Figure collection entries
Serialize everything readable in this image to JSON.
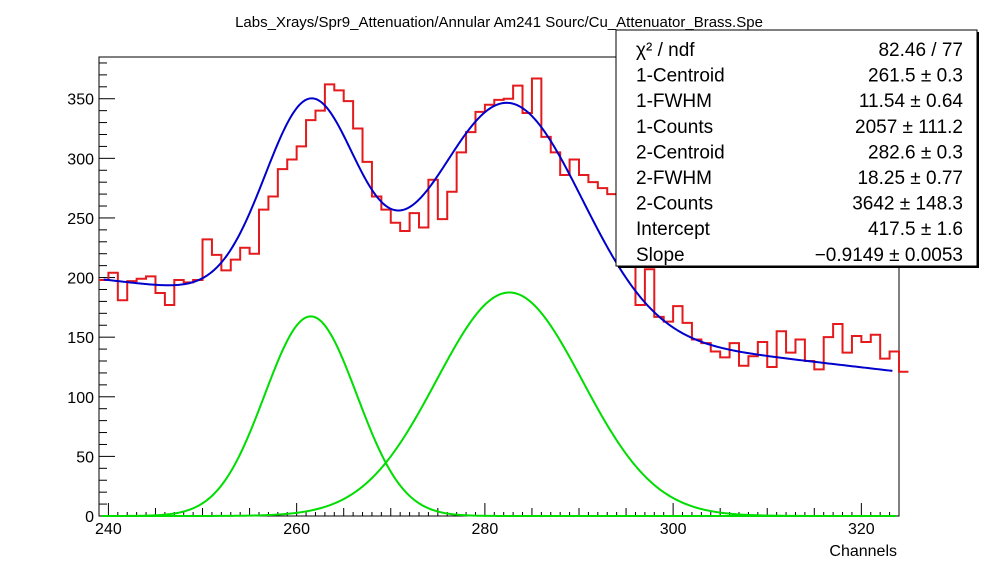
{
  "chart_data": {
    "type": "line",
    "title": "Labs_Xrays/Spr9_Attenuation/Annular Am241 Sourc/Cu_Attenuator_Brass.Spe",
    "xlabel": "Channels",
    "ylabel": "",
    "xlim": [
      239,
      324
    ],
    "ylim": [
      0,
      385
    ],
    "x_ticks": [
      240,
      260,
      280,
      300,
      320
    ],
    "y_ticks": [
      0,
      50,
      100,
      150,
      200,
      250,
      300,
      350
    ],
    "histogram": {
      "name": "data",
      "color": "#e41a1c",
      "bin_start": 239,
      "bin_width": 1,
      "counts": [
        198,
        204,
        181,
        197,
        199,
        201,
        187,
        177,
        198,
        196,
        198,
        232,
        219,
        206,
        215,
        225,
        220,
        257,
        268,
        291,
        299,
        310,
        332,
        340,
        362,
        357,
        348,
        325,
        297,
        268,
        257,
        246,
        239,
        254,
        242,
        282,
        249,
        272,
        305,
        322,
        339,
        345,
        349,
        350,
        361,
        338,
        367,
        318,
        305,
        286,
        299,
        286,
        280,
        275,
        270,
        212,
        224,
        177,
        207,
        167,
        163,
        176,
        162,
        148,
        145,
        138,
        133,
        145,
        126,
        134,
        146,
        125,
        155,
        137,
        148,
        130,
        123,
        150,
        161,
        137,
        151,
        146,
        152,
        132,
        138,
        121
      ]
    },
    "fit": {
      "name": "total fit",
      "color": "#0000cc",
      "intercept": 417.5,
      "slope": -0.9149,
      "peaks": [
        {
          "centroid": 261.5,
          "fwhm": 11.54,
          "counts": 2057
        },
        {
          "centroid": 282.6,
          "fwhm": 18.25,
          "counts": 3642
        }
      ]
    },
    "components": {
      "color": "#00dd00"
    },
    "stats_box": [
      {
        "label": "χ² / ndf",
        "value": "82.46 / 77"
      },
      {
        "label": "1-Centroid",
        "value": "261.5 ± 0.3"
      },
      {
        "label": "1-FWHM",
        "value": "11.54 ± 0.64"
      },
      {
        "label": "1-Counts",
        "value": "2057 ± 111.2"
      },
      {
        "label": "2-Centroid",
        "value": "282.6 ± 0.3"
      },
      {
        "label": "2-FWHM",
        "value": "18.25 ± 0.77"
      },
      {
        "label": "2-Counts",
        "value": "3642 ± 148.3"
      },
      {
        "label": "Intercept",
        "value": "417.5 ± 1.6"
      },
      {
        "label": "Slope",
        "value": "−0.9149 ± 0.0053"
      }
    ]
  }
}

## WRITTEN EXERCISE
Every line should be retyped exactly, with the pictures omitted.

## TASK RESULT
Serialize everything readable in this image to JSON.
{
  "chart_data": {
    "type": "line",
    "title": "Labs_Xrays/Spr9_Attenuation/Annular Am241 Sourc/Cu_Attenuator_Brass.Spe",
    "xlabel": "Channels",
    "ylabel": "",
    "xlim": [
      239,
      324
    ],
    "ylim": [
      0,
      385
    ],
    "x_ticks": [
      240,
      260,
      280,
      300,
      320
    ],
    "y_ticks": [
      0,
      50,
      100,
      150,
      200,
      250,
      300,
      350
    ],
    "histogram": {
      "name": "data",
      "color": "#e41a1c",
      "bin_start": 239,
      "bin_width": 1,
      "counts": [
        198,
        204,
        181,
        197,
        199,
        201,
        187,
        177,
        198,
        196,
        198,
        232,
        219,
        206,
        215,
        225,
        220,
        257,
        268,
        291,
        299,
        310,
        332,
        340,
        362,
        357,
        348,
        325,
        297,
        268,
        257,
        246,
        239,
        254,
        242,
        282,
        249,
        272,
        305,
        322,
        339,
        345,
        349,
        350,
        361,
        338,
        367,
        318,
        305,
        286,
        299,
        286,
        280,
        275,
        270,
        212,
        224,
        177,
        207,
        167,
        163,
        176,
        162,
        148,
        145,
        138,
        133,
        145,
        126,
        134,
        146,
        125,
        155,
        137,
        148,
        130,
        123,
        150,
        161,
        137,
        151,
        146,
        152,
        132,
        138,
        121
      ]
    },
    "fit": {
      "name": "total fit",
      "color": "#0000cc",
      "intercept": 417.5,
      "slope": -0.9149,
      "peaks": [
        {
          "centroid": 261.5,
          "fwhm": 11.54,
          "counts": 2057
        },
        {
          "centroid": 282.6,
          "fwhm": 18.25,
          "counts": 3642
        }
      ]
    },
    "components": {
      "color": "#00dd00"
    },
    "stats_box": [
      {
        "label": "χ² / ndf",
        "value": "82.46 / 77"
      },
      {
        "label": "1-Centroid",
        "value": "261.5 ± 0.3"
      },
      {
        "label": "1-FWHM",
        "value": "11.54 ± 0.64"
      },
      {
        "label": "1-Counts",
        "value": "2057 ± 111.2"
      },
      {
        "label": "2-Centroid",
        "value": "282.6 ± 0.3"
      },
      {
        "label": "2-FWHM",
        "value": "18.25 ± 0.77"
      },
      {
        "label": "2-Counts",
        "value": "3642 ± 148.3"
      },
      {
        "label": "Intercept",
        "value": "417.5 ± 1.6"
      },
      {
        "label": "Slope",
        "value": "−0.9149 ± 0.0053"
      }
    ]
  }
}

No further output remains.